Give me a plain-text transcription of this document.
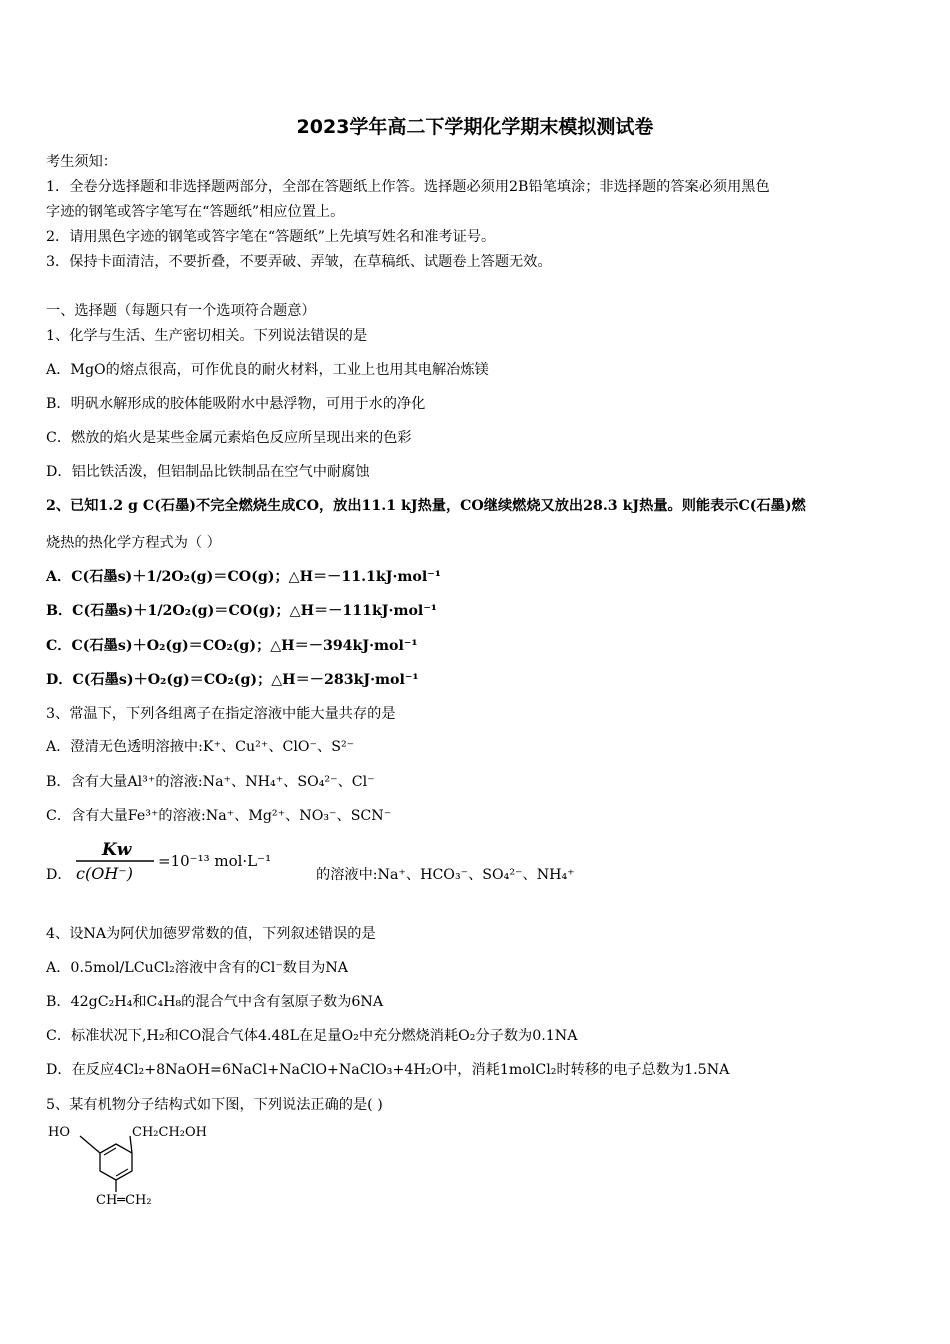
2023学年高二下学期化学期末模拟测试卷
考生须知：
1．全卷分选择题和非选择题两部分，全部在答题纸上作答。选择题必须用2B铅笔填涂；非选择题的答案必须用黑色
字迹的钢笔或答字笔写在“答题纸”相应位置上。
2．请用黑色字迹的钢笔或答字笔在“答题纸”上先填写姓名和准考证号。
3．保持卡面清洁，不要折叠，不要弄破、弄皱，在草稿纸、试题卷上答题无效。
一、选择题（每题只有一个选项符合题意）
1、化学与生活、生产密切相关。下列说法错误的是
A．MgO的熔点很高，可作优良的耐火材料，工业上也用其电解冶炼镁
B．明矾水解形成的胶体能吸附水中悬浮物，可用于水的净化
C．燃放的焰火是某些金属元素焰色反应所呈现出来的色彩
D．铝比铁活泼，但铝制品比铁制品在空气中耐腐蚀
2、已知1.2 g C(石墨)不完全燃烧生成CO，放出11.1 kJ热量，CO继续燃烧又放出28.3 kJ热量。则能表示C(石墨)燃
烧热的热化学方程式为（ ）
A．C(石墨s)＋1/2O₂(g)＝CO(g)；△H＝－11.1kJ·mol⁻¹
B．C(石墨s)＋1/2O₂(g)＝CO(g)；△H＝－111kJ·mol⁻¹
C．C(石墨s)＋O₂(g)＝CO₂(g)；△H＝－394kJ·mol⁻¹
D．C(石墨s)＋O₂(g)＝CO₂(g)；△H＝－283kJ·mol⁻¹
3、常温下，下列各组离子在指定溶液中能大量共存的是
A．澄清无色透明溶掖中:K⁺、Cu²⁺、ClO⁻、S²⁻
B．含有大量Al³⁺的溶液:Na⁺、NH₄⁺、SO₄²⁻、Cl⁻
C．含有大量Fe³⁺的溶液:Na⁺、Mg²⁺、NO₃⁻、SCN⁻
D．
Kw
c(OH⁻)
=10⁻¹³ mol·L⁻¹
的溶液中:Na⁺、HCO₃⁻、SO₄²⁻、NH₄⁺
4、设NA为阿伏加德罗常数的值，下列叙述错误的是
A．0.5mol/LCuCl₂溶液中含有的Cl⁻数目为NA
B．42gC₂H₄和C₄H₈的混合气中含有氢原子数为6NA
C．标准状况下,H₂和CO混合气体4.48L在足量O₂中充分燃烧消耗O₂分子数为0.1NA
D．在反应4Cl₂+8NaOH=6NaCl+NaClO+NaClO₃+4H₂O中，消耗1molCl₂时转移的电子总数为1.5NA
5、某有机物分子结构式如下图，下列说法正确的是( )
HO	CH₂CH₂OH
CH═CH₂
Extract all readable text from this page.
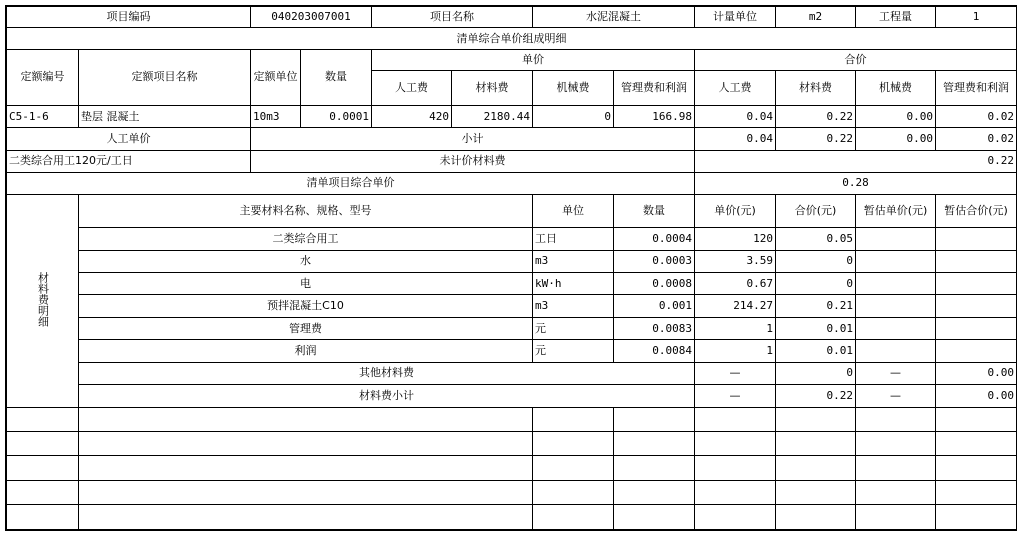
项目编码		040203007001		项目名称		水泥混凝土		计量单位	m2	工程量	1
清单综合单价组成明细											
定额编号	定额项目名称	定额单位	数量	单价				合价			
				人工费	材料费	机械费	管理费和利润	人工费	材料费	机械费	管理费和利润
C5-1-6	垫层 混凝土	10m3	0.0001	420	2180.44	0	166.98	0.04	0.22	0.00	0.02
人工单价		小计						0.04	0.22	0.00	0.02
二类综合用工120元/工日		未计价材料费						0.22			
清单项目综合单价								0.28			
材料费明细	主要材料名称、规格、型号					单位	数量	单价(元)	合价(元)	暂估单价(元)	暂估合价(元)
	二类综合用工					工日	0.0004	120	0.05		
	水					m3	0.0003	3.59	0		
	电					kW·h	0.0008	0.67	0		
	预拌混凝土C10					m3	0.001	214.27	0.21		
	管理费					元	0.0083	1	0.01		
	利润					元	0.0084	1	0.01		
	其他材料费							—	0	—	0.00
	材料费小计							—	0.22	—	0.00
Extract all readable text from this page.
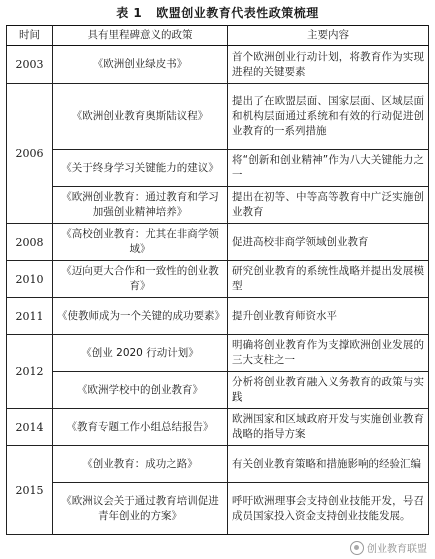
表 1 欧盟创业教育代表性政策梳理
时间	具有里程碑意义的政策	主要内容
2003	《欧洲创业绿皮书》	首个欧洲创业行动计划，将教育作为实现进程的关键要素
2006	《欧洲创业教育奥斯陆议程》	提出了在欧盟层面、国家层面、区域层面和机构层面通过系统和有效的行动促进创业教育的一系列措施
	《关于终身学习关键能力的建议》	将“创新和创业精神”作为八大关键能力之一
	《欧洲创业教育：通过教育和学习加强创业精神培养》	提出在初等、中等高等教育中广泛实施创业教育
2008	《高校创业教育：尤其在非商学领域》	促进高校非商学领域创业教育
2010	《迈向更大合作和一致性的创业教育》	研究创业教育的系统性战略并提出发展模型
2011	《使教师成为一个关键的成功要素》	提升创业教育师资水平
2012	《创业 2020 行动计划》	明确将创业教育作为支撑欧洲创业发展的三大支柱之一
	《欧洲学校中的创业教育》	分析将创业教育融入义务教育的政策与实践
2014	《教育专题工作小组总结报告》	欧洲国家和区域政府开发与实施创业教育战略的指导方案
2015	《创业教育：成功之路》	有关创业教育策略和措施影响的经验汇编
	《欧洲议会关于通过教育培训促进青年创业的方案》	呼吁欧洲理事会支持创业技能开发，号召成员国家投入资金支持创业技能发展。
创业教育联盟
_ _ _
■ The exercise:
None of the pictures should appear; repeat the records exactly otherwise.

■ Written reply:
Give me a plain-text transcription of this document.
2023学年高二下学期化学期末模拟测试卷
考生须知：
1．全卷分选择题和非选择题两部分，全部在答题纸上作答。选择题必须用2B铅笔填涂；非选择题的答案必须用黑色
字迹的钢笔或答字笔写在“答题纸”相应位置上。
2．请用黑色字迹的钢笔或答字笔在“答题纸”上先填写姓名和准考证号。
3．保持卡面清洁，不要折叠，不要弄破、弄皱，在草稿纸、试题卷上答题无效。
一、选择题（每题只有一个选项符合题意）
1、化学与生活、生产密切相关。下列说法错误的是
A．MgO的熔点很高，可作优良的耐火材料，工业上也用其电解冶炼镁
B．明矾水解形成的胶体能吸附水中悬浮物，可用于水的净化
C．燃放的焰火是某些金属元素焰色反应所呈现出来的色彩
D．铝比铁活泼，但铝制品比铁制品在空气中耐腐蚀
2、已知1.2 g C(石墨)不完全燃烧生成CO，放出11.1 kJ热量，CO继续燃烧又放出28.3 kJ热量。则能表示C(石墨)燃
烧热的热化学方程式为（ ）
A．C(石墨s)＋1/2O₂(g)＝CO(g)；△H＝－11.1kJ·mol⁻¹
B．C(石墨s)＋1/2O₂(g)＝CO(g)；△H＝－111kJ·mol⁻¹
C．C(石墨s)＋O₂(g)＝CO₂(g)；△H＝－394kJ·mol⁻¹
D．C(石墨s)＋O₂(g)＝CO₂(g)；△H＝－283kJ·mol⁻¹
3、常温下，下列各组离子在指定溶液中能大量共存的是
A．澄清无色透明溶掖中:K⁺、Cu²⁺、ClO⁻、S²⁻
B．含有大量Al³⁺的溶液:Na⁺、NH₄⁺、SO₄²⁻、Cl⁻
C．含有大量Fe³⁺的溶液:Na⁺、Mg²⁺、NO₃⁻、SCN⁻
D．
Kw
c(OH⁻)
=10⁻¹³ mol·L⁻¹
的溶液中:Na⁺、HCO₃⁻、SO₄²⁻、NH₄⁺
4、设NA为阿伏加德罗常数的值，下列叙述错误的是
A．0.5mol/LCuCl₂溶液中含有的Cl⁻数目为NA
B．42gC₂H₄和C₄H₈的混合气中含有氢原子数为6NA
C．标准状况下,H₂和CO混合气体4.48L在足量O₂中充分燃烧消耗O₂分子数为0.1NA
D．在反应4Cl₂+8NaOH=6NaCl+NaClO+NaClO₃+4H₂O中，消耗1molCl₂时转移的电子总数为1.5NA
5、某有机物分子结构式如下图，下列说法正确的是( )
HO	CH₂CH₂OH
CH═CH₂
Extract all readable text from this page.
项目编码		040203007001		项目名称		水泥混凝土		计量单位	m2	工程量	1
清单综合单价组成明细											
定额编号	定额项目名称	定额单位	数量	单价				合价			
				人工费	材料费	机械费	管理费和利润	人工费	材料费	机械费	管理费和利润
C5-1-6	垫层 混凝土	10m3	0.0001	420	2180.44	0	166.98	0.04	0.22	0.00	0.02
人工单价		小计						0.04	0.22	0.00	0.02
二类综合用工120元/工日		未计价材料费						0.22			
清单项目综合单价								0.28			
材料费明细	主要材料名称、规格、型号					单位	数量	单价(元)	合价(元)	暂估单价(元)	暂估合价(元)
	二类综合用工					工日	0.0004	120	0.05		
	水					m3	0.0003	3.59	0		
	电					kW·h	0.0008	0.67	0		
	预拌混凝土C10					m3	0.001	214.27	0.21		
	管理费					元	0.0083	1	0.01		
	利润					元	0.0084	1	0.01		
	其他材料费							—	0	—	0.00
	材料费小计							—	0.22	—	0.00
Extract all readable text from this page.
表 1 欧盟创业教育代表性政策梳理
时间	具有里程碑意义的政策	主要内容
2003	《欧洲创业绿皮书》	首个欧洲创业行动计划，将教育作为实现进程的关键要素
2006	《欧洲创业教育奥斯陆议程》	提出了在欧盟层面、国家层面、区域层面和机构层面通过系统和有效的行动促进创业教育的一系列措施
	《关于终身学习关键能力的建议》	将“创新和创业精神”作为八大关键能力之一
	《欧洲创业教育：通过教育和学习加强创业精神培养》	提出在初等、中等高等教育中广泛实施创业教育
2008	《高校创业教育：尤其在非商学领域》	促进高校非商学领域创业教育
2010	《迈向更大合作和一致性的创业教育》	研究创业教育的系统性战略并提出发展模型
2011	《使教师成为一个关键的成功要素》	提升创业教育师资水平
2012	《创业 2020 行动计划》	明确将创业教育作为支撑欧洲创业发展的三大支柱之一
	《欧洲学校中的创业教育》	分析将创业教育融入义务教育的政策与实践
2014	《教育专题工作小组总结报告》	欧洲国家和区域政府开发与实施创业教育战略的指导方案
2015	《创业教育：成功之路》	有关创业教育策略和措施影响的经验汇编
	《欧洲议会关于通过教育培训促进青年创业的方案》	呼吁欧洲理事会支持创业技能开发，号召成员国家投入资金支持创业技能发展。
创业教育联盟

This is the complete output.